• [TO DO]:
State only how many lines contain the string "población".

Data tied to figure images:
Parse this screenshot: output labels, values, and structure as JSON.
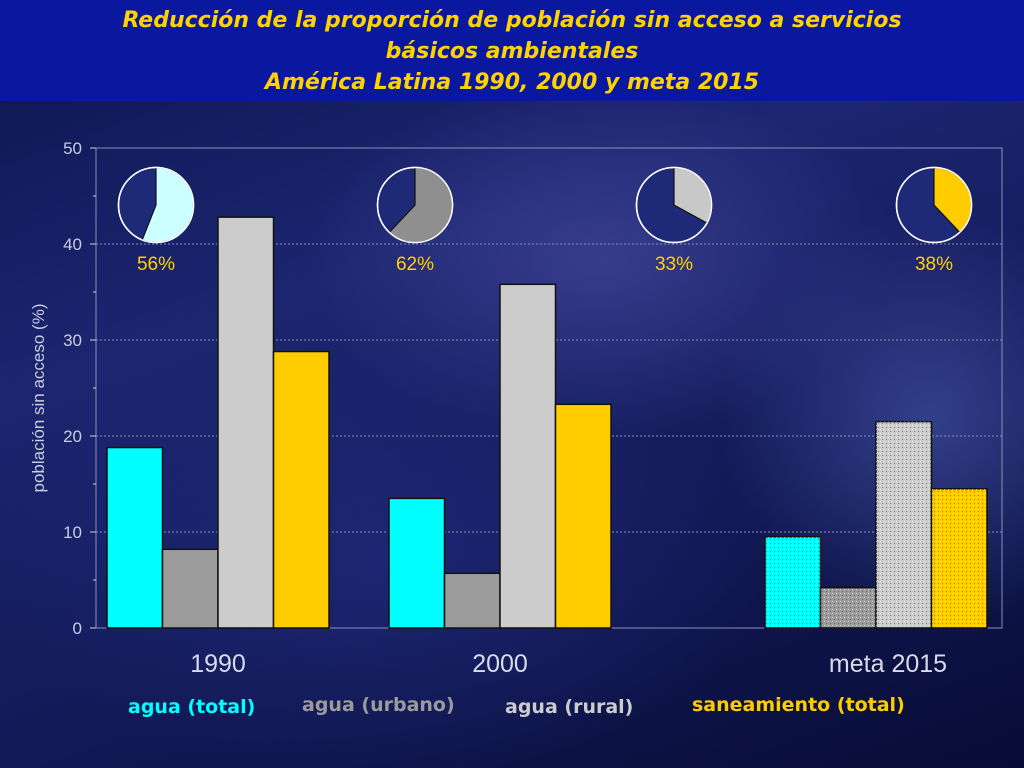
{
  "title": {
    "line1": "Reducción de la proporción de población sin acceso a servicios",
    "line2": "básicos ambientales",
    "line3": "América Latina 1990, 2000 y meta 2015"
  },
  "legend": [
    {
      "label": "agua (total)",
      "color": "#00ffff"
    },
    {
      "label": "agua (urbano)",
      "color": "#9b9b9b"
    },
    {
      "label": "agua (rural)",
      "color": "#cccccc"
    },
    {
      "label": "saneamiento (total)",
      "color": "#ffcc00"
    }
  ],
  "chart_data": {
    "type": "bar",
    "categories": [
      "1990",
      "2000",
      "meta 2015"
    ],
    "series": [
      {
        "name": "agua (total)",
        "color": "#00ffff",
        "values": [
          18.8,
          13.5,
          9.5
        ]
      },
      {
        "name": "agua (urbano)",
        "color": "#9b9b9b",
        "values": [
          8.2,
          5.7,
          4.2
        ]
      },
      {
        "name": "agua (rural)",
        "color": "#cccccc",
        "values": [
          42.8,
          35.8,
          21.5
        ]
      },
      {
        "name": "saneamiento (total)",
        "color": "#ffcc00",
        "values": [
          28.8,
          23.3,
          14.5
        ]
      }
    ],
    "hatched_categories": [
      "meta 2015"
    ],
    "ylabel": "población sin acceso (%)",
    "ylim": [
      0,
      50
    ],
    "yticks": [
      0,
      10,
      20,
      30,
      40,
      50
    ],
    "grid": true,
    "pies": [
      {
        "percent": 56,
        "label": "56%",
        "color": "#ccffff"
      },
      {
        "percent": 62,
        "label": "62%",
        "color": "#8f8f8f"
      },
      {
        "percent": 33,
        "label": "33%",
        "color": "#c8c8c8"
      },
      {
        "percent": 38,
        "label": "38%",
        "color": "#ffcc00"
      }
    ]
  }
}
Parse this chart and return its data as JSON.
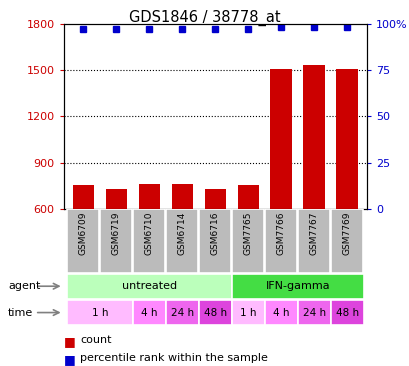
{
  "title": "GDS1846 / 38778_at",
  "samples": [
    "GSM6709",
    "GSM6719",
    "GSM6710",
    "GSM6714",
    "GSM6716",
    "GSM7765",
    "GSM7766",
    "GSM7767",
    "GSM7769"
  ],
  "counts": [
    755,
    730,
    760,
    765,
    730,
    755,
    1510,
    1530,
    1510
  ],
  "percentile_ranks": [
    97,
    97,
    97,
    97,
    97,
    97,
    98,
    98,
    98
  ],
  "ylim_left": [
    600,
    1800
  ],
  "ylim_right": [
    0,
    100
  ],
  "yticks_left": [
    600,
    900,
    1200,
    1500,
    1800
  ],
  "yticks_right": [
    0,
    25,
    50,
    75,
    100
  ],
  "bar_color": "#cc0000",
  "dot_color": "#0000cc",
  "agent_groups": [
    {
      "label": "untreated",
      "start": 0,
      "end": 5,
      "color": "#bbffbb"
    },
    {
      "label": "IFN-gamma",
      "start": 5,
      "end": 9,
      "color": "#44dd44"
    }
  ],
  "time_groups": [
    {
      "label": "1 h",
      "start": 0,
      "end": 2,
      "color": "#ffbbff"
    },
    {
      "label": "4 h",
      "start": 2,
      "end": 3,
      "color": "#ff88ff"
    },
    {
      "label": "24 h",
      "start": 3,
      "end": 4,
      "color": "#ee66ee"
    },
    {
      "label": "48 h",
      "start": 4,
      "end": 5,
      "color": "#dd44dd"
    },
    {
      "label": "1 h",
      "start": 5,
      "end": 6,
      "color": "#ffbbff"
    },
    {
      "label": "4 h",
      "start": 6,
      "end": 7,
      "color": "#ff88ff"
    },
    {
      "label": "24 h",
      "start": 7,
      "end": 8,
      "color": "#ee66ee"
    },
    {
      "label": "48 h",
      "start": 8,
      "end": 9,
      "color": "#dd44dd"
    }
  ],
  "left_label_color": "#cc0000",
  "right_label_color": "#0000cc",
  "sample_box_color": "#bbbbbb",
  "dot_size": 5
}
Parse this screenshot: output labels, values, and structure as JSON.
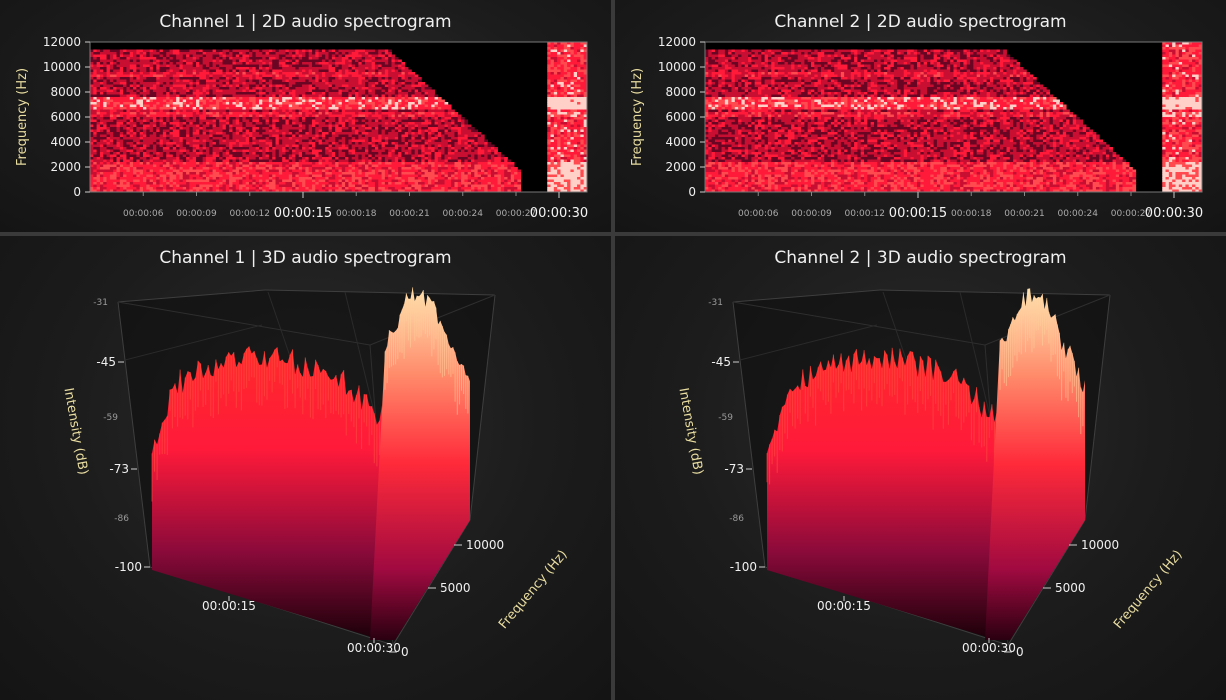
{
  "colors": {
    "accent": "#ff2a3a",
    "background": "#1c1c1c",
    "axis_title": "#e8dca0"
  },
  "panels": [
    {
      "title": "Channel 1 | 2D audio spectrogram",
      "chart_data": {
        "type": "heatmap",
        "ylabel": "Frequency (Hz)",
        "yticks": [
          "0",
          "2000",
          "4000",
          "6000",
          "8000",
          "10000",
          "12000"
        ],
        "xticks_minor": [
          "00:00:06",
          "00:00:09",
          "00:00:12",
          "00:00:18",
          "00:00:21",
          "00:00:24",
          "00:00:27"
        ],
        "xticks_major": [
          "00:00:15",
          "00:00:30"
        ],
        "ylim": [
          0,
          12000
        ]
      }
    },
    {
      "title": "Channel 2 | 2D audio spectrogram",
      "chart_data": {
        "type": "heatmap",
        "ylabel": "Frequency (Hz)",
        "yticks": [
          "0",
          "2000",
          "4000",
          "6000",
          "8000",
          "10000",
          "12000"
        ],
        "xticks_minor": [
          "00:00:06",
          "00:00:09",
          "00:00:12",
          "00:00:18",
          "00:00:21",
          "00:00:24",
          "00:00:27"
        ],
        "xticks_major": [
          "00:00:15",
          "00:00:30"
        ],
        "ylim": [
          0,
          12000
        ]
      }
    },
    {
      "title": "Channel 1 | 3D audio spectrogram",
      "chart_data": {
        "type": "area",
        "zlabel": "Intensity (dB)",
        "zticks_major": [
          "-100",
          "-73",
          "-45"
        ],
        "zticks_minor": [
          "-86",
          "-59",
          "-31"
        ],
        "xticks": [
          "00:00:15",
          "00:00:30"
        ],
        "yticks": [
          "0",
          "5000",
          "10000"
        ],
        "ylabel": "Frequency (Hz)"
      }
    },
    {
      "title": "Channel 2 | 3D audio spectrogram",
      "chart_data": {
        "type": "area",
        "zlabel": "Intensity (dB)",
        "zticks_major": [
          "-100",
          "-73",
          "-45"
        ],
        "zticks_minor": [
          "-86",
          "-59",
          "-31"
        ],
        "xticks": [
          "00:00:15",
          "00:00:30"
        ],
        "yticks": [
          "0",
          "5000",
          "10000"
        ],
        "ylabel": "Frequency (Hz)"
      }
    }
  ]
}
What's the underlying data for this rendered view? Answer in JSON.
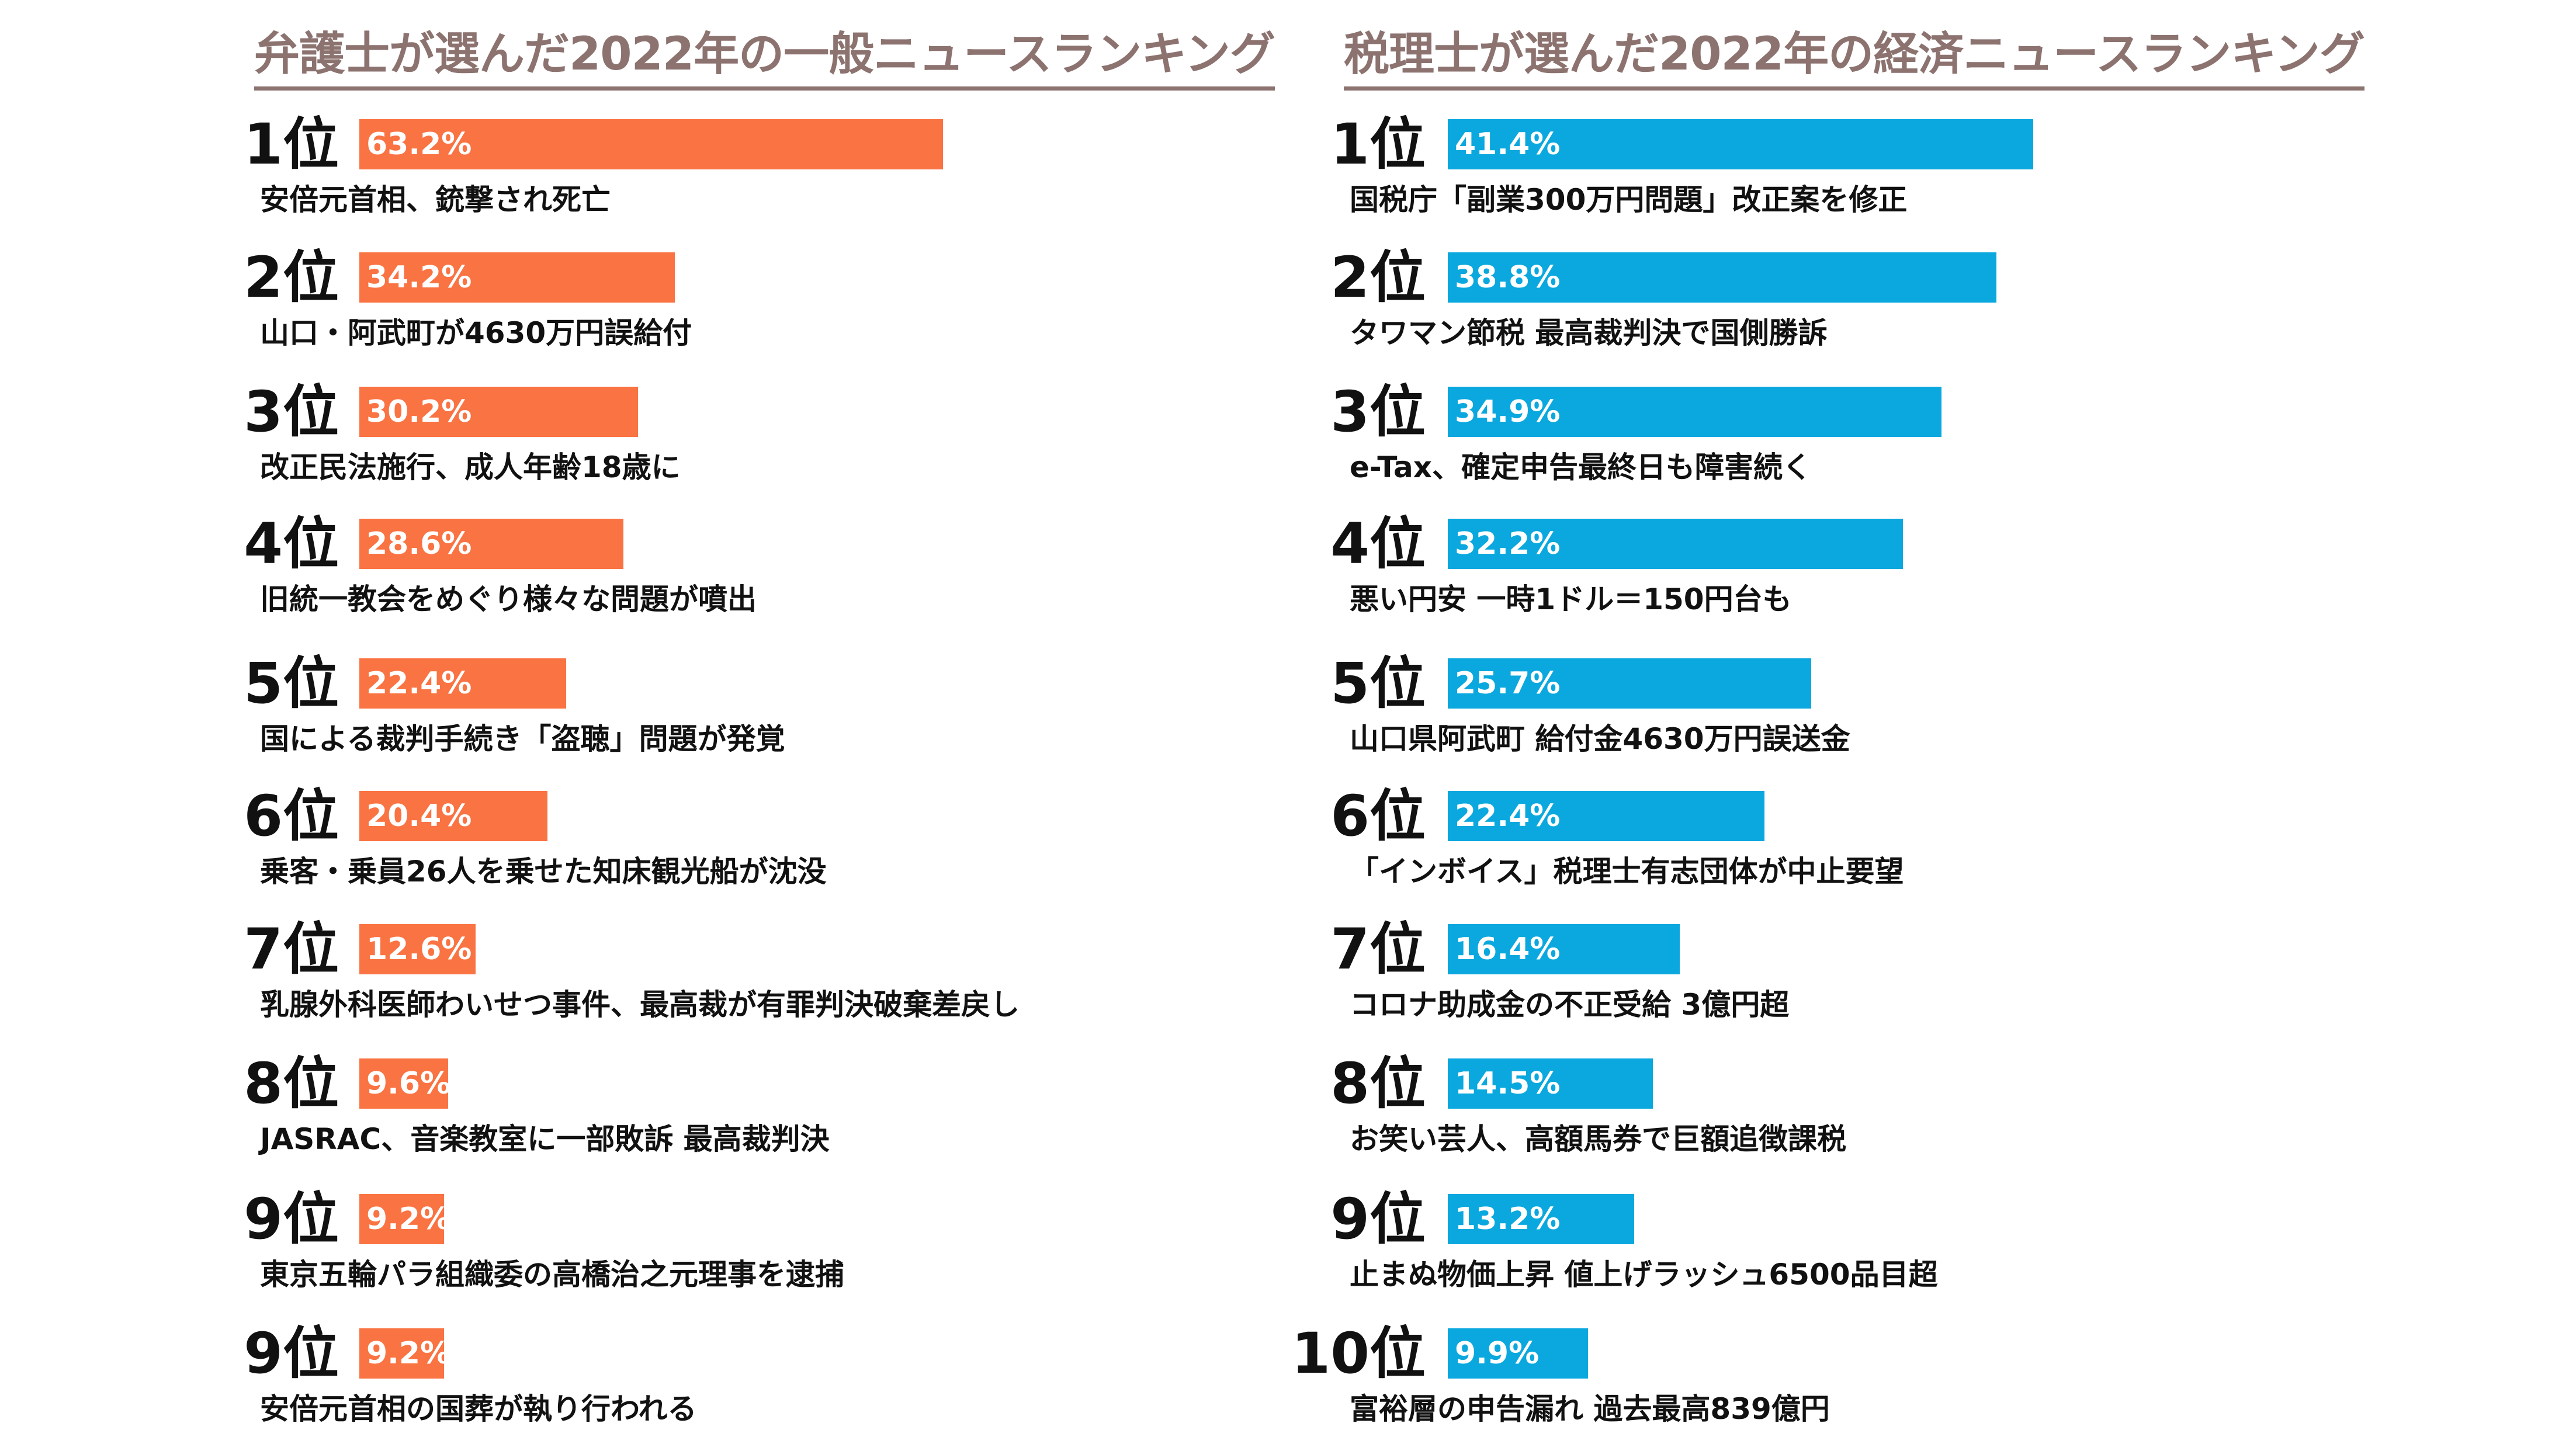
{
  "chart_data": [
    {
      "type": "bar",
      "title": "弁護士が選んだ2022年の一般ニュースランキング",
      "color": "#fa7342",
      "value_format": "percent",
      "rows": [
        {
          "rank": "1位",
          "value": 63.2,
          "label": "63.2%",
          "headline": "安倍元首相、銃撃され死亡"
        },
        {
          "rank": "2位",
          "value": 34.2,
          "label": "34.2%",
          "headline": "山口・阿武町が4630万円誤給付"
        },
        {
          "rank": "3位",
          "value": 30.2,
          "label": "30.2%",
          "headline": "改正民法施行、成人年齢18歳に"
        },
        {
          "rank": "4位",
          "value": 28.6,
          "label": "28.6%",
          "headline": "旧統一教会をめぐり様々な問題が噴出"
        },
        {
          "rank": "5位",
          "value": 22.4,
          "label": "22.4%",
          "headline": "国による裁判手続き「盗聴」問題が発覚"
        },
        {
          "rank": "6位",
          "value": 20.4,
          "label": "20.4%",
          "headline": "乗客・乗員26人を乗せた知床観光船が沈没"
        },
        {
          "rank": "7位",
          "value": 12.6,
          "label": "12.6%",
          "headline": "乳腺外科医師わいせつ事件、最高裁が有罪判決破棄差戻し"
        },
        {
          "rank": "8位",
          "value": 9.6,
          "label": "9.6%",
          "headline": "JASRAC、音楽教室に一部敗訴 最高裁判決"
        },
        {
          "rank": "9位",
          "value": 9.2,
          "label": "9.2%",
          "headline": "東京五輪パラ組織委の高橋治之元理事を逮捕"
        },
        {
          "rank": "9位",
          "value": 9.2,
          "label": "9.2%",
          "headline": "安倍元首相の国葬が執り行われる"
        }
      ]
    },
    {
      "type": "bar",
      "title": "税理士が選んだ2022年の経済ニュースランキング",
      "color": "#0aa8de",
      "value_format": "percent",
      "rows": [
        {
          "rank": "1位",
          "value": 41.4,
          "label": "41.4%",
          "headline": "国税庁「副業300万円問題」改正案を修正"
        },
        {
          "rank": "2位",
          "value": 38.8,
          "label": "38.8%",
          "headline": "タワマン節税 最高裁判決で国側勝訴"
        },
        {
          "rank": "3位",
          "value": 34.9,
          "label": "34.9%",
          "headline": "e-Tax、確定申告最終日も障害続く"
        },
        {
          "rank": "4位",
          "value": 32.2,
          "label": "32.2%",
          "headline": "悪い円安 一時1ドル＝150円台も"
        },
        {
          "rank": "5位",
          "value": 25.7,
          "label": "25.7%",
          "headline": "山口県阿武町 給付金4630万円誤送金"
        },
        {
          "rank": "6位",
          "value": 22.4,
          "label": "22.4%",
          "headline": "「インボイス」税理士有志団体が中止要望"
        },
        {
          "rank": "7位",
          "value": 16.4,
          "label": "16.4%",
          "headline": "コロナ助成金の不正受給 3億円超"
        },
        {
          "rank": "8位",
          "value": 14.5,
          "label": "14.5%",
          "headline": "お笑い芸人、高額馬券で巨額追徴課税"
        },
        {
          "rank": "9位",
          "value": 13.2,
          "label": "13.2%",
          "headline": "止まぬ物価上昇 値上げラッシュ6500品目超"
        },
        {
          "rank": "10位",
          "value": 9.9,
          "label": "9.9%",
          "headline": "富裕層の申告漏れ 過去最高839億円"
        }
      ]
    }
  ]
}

• [CORRECT OUTPUT]:
2